→ **Task instructions**:
Please copy every line of the records below that holds the word "caption".
● ● ●
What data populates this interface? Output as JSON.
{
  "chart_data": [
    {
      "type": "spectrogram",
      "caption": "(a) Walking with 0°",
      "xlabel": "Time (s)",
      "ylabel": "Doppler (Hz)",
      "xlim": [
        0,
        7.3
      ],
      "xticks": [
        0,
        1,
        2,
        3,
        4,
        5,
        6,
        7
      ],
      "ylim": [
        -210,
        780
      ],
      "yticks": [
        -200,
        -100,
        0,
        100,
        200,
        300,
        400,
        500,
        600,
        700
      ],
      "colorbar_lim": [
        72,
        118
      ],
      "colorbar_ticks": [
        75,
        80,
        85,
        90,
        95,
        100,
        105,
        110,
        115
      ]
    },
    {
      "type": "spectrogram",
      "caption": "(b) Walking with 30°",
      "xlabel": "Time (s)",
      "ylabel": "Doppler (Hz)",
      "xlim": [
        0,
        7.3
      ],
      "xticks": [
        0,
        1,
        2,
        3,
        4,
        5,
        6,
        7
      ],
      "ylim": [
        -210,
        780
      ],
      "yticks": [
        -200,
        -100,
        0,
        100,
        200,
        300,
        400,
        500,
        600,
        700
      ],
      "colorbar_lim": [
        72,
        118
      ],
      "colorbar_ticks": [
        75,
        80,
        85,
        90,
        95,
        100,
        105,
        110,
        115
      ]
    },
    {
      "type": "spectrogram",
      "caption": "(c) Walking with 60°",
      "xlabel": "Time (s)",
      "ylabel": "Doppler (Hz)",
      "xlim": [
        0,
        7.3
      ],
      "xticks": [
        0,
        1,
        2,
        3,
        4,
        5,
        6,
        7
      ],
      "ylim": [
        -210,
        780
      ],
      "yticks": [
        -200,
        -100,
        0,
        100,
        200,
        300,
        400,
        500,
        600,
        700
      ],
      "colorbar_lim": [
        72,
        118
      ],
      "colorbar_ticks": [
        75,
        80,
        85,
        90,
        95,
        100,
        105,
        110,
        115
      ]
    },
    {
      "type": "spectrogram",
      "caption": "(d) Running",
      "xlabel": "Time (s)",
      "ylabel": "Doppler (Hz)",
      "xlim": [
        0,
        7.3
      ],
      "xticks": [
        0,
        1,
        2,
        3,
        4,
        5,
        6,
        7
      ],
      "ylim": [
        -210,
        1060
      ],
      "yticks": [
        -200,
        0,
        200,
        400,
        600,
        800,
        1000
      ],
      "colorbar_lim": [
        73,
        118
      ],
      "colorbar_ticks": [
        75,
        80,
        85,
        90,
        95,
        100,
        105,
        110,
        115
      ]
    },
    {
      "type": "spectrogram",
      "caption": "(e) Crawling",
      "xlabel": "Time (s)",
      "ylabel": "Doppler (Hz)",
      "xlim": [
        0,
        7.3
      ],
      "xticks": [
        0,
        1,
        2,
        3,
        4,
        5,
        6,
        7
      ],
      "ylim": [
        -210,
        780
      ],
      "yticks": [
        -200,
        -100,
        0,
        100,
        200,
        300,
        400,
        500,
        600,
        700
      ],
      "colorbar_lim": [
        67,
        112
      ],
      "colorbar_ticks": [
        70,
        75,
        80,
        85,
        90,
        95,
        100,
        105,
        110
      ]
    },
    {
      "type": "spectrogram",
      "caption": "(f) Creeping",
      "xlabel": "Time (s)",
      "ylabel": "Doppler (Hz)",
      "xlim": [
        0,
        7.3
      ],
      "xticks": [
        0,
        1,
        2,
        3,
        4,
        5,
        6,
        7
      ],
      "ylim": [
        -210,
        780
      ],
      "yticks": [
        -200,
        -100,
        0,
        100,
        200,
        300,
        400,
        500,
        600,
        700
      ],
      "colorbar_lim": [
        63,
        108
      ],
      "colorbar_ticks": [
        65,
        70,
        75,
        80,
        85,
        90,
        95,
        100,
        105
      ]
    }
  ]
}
● ● ●
→ **Right answer**:
      "caption": "(a) Walking with 0°",
      "caption": "(b) Walking with 30°",
      "caption": "(c) Walking with 60°",
      "caption": "(d) Running",
      "caption": "(e) Crawling",
      "caption": "(f) Creeping",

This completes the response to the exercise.